Write out all the data again, exactly as it stands.

----- DATASET EXTRACT

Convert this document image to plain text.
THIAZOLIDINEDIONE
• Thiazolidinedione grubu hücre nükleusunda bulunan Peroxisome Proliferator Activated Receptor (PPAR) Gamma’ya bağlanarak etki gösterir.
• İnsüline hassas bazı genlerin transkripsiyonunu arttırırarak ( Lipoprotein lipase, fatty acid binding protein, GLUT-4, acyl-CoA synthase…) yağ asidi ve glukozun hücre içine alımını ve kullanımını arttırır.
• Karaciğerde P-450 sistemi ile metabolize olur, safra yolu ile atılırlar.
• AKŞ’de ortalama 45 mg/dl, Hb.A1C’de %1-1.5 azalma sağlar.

----------

» **SOLUTION TO THIS TASK**:
Convert this document image to plain text.
THIAZOLIDINEDIONE
• Thiazolidinedione grubu hücre nükleusunda bulunan Peroxisome Proliferator Activated Receptor (PPAR) Gamma’ya bağlanarak etki gösterir.
• İnsüline hassas bazı genlerin transkripsiyonunu arttırırarak ( Lipoprotein lipase, fatty acid binding protein, GLUT-4, acyl-CoA synthase…) yağ asidi ve glukozun hücre içine alımını ve kullanımını arttırır.
• Karaciğerde P-450 sistemi ile metabolize olur, safra yolu ile atılırlar.
• AKŞ’de ortalama 45 mg/dl, Hb.A1C’de %1-1.5 azalma sağlar.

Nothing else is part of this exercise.